**DO THIS**
In the rows below, change every "x-tick-label" to "x-axis-label" and leave everything else as it is. Reproduce the rows without the pictures.

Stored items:

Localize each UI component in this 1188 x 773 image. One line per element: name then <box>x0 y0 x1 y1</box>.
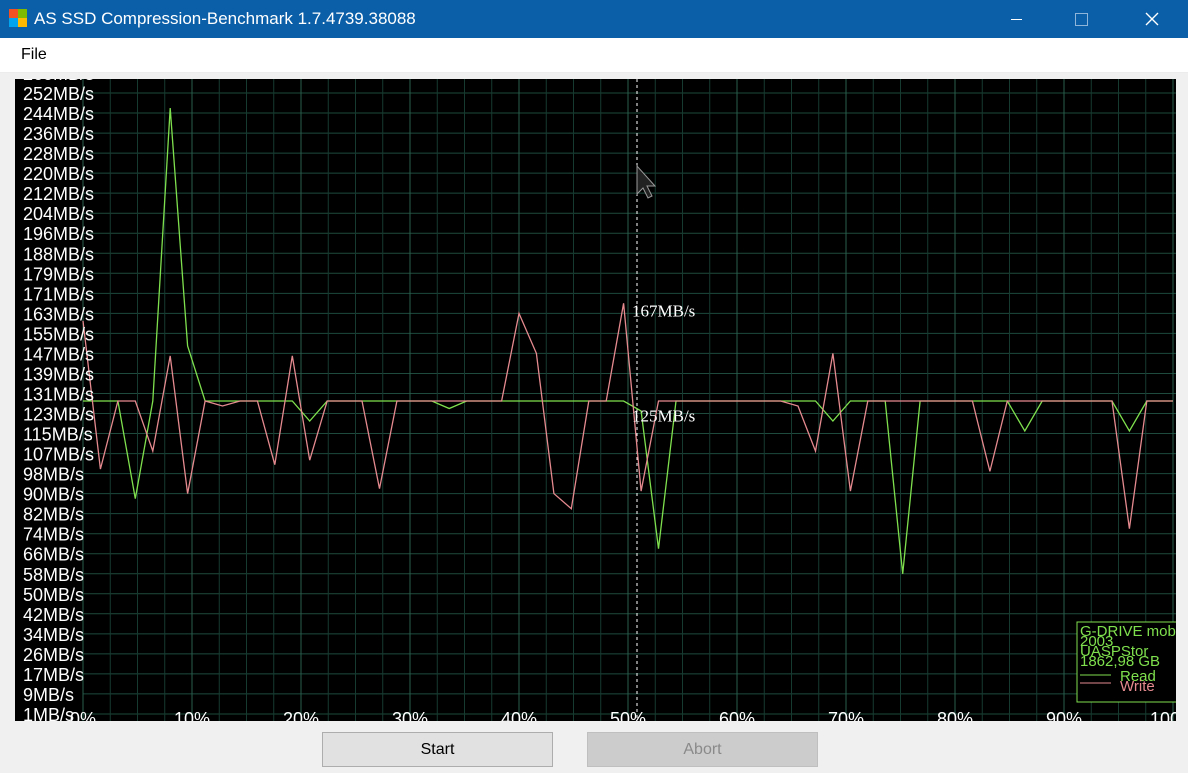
y-tick-label: 188MB/s <box>23 244 94 264</box>
x-tick-label: 70% <box>828 709 864 721</box>
y-tick-label: 228MB/s <box>23 144 94 164</box>
y-tick-label: 236MB/s <box>23 124 94 144</box>
y-tick-label: 123MB/s <box>23 405 94 425</box>
y-tick-label: 147MB/s <box>23 344 94 364</box>
y-tick-label: 131MB/s <box>23 384 94 404</box>
app-icon <box>9 9 27 27</box>
x-tick-label: 30% <box>392 709 428 721</box>
minimize-button[interactable] <box>986 0 1046 38</box>
x-tick-label: 50% <box>610 709 646 721</box>
legend-write-label: Write <box>1120 678 1155 695</box>
legend-layer: G-DRIVE mobile2003UASPStor1862,98 GBRead… <box>1076 621 1176 703</box>
y-tick-label: 42MB/s <box>23 605 84 625</box>
y-tick-label: 66MB/s <box>23 545 84 565</box>
y-tick-label: 26MB/s <box>23 645 84 665</box>
annotation-label: 167MB/s <box>632 301 695 320</box>
y-tick-label: 179MB/s <box>23 264 94 284</box>
x-tick-label: 100% <box>1150 709 1176 721</box>
cursor-layer <box>636 79 657 721</box>
maximize-button[interactable] <box>1051 0 1111 38</box>
title-bar: AS SSD Compression-Benchmark 1.7.4739.38… <box>0 0 1188 38</box>
compression-chart: 260MB/s252MB/s244MB/s236MB/s228MB/s220MB… <box>15 79 1176 721</box>
x-tick-label: 40% <box>501 709 537 721</box>
y-tick-label: 98MB/s <box>23 465 84 485</box>
label-layer: 260MB/s252MB/s244MB/s236MB/s228MB/s220MB… <box>23 79 1176 721</box>
y-tick-label: 163MB/s <box>23 304 94 324</box>
y-tick-label: 220MB/s <box>23 164 94 184</box>
y-tick-label: 115MB/s <box>23 425 93 445</box>
y-tick-label: 9MB/s <box>23 685 74 705</box>
x-tick-label: 20% <box>283 709 319 721</box>
menu-bar: File <box>0 38 1188 73</box>
y-tick-label: 82MB/s <box>23 505 84 525</box>
y-tick-label: 107MB/s <box>23 445 94 465</box>
y-tick-label: 212MB/s <box>23 184 94 204</box>
minimize-icon <box>1010 18 1022 20</box>
menu-file[interactable]: File <box>21 46 47 64</box>
y-tick-label: 74MB/s <box>23 525 84 545</box>
y-tick-label: 171MB/s <box>23 284 94 304</box>
close-button[interactable] <box>1122 0 1182 38</box>
close-icon <box>1145 12 1159 26</box>
x-tick-label: 80% <box>937 709 973 721</box>
abort-button[interactable]: Abort <box>587 732 818 767</box>
y-tick-label: 244MB/s <box>23 104 94 124</box>
y-tick-label: 155MB/s <box>23 324 94 344</box>
y-tick-label: 139MB/s <box>23 364 94 384</box>
x-tick-label: 90% <box>1046 709 1082 721</box>
grid-layer <box>82 79 1176 721</box>
y-tick-label: 252MB/s <box>23 84 94 104</box>
y-tick-label: 58MB/s <box>23 565 84 585</box>
x-tick-label: 10% <box>174 709 210 721</box>
y-tick-label: 1MB/s <box>23 705 74 721</box>
chart-svg: 260MB/s252MB/s244MB/s236MB/s228MB/s220MB… <box>23 79 1176 721</box>
start-button[interactable]: Start <box>322 732 553 767</box>
y-tick-label: 34MB/s <box>23 625 84 645</box>
y-tick-label: 17MB/s <box>23 665 84 685</box>
y-tick-label: 204MB/s <box>23 204 94 224</box>
y-tick-label: 90MB/s <box>23 485 84 505</box>
maximize-icon <box>1074 12 1088 26</box>
x-tick-label: 60% <box>719 709 755 721</box>
y-tick-label: 50MB/s <box>23 585 84 605</box>
annotation-label: 125MB/s <box>632 407 695 426</box>
y-tick-label: 196MB/s <box>23 224 94 244</box>
window-title: AS SSD Compression-Benchmark 1.7.4739.38… <box>34 9 416 28</box>
x-tick-label: 0% <box>70 709 96 721</box>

**EXERCISE ANSWER**
Localize each UI component in this 1188 x 773 image. One line per element: name then <box>x0 y0 x1 y1</box>.
y-tick-label: 188MB/s <box>23 244 94 264</box>
x-axis-label: 70% <box>828 709 864 721</box>
y-tick-label: 228MB/s <box>23 144 94 164</box>
y-tick-label: 236MB/s <box>23 124 94 144</box>
y-tick-label: 123MB/s <box>23 405 94 425</box>
y-tick-label: 147MB/s <box>23 344 94 364</box>
y-tick-label: 131MB/s <box>23 384 94 404</box>
app-icon <box>9 9 27 27</box>
x-axis-label: 30% <box>392 709 428 721</box>
minimize-button[interactable] <box>986 0 1046 38</box>
x-axis-label: 50% <box>610 709 646 721</box>
legend-write-label: Write <box>1120 678 1155 695</box>
legend-layer: G-DRIVE mobile2003UASPStor1862,98 GBRead… <box>1076 621 1176 703</box>
y-tick-label: 42MB/s <box>23 605 84 625</box>
y-tick-label: 66MB/s <box>23 545 84 565</box>
y-tick-label: 26MB/s <box>23 645 84 665</box>
annotation-label: 167MB/s <box>632 301 695 320</box>
y-tick-label: 179MB/s <box>23 264 94 284</box>
x-axis-label: 100% <box>1150 709 1176 721</box>
cursor-layer <box>636 79 657 721</box>
maximize-button[interactable] <box>1051 0 1111 38</box>
title-bar: AS SSD Compression-Benchmark 1.7.4739.38… <box>0 0 1188 38</box>
compression-chart: 260MB/s252MB/s244MB/s236MB/s228MB/s220MB… <box>15 79 1176 721</box>
x-axis-label: 40% <box>501 709 537 721</box>
y-tick-label: 98MB/s <box>23 465 84 485</box>
label-layer: 260MB/s252MB/s244MB/s236MB/s228MB/s220MB… <box>23 79 1176 721</box>
y-tick-label: 163MB/s <box>23 304 94 324</box>
y-tick-label: 220MB/s <box>23 164 94 184</box>
y-tick-label: 115MB/s <box>23 425 93 445</box>
y-tick-label: 9MB/s <box>23 685 74 705</box>
x-axis-label: 20% <box>283 709 319 721</box>
menu-bar: File <box>0 38 1188 73</box>
y-tick-label: 82MB/s <box>23 505 84 525</box>
y-tick-label: 107MB/s <box>23 445 94 465</box>
y-tick-label: 212MB/s <box>23 184 94 204</box>
minimize-icon <box>1010 18 1022 20</box>
menu-file[interactable]: File <box>21 46 47 64</box>
y-tick-label: 74MB/s <box>23 525 84 545</box>
y-tick-label: 171MB/s <box>23 284 94 304</box>
close-button[interactable] <box>1122 0 1182 38</box>
close-icon <box>1145 12 1159 26</box>
x-axis-label: 80% <box>937 709 973 721</box>
abort-button[interactable]: Abort <box>587 732 818 767</box>
y-tick-label: 244MB/s <box>23 104 94 124</box>
y-tick-label: 155MB/s <box>23 324 94 344</box>
y-tick-label: 139MB/s <box>23 364 94 384</box>
x-axis-label: 90% <box>1046 709 1082 721</box>
grid-layer <box>82 79 1176 721</box>
y-tick-label: 252MB/s <box>23 84 94 104</box>
y-tick-label: 58MB/s <box>23 565 84 585</box>
x-axis-label: 10% <box>174 709 210 721</box>
y-tick-label: 1MB/s <box>23 705 74 721</box>
chart-svg: 260MB/s252MB/s244MB/s236MB/s228MB/s220MB… <box>23 79 1176 721</box>
start-button[interactable]: Start <box>322 732 553 767</box>
y-tick-label: 34MB/s <box>23 625 84 645</box>
y-tick-label: 17MB/s <box>23 665 84 685</box>
y-tick-label: 204MB/s <box>23 204 94 224</box>
y-tick-label: 90MB/s <box>23 485 84 505</box>
maximize-icon <box>1074 12 1088 26</box>
x-axis-label: 60% <box>719 709 755 721</box>
y-tick-label: 50MB/s <box>23 585 84 605</box>
annotation-label: 125MB/s <box>632 407 695 426</box>
y-tick-label: 196MB/s <box>23 224 94 244</box>
window-title: AS SSD Compression-Benchmark 1.7.4739.38… <box>34 9 416 28</box>
x-axis-label: 0% <box>70 709 96 721</box>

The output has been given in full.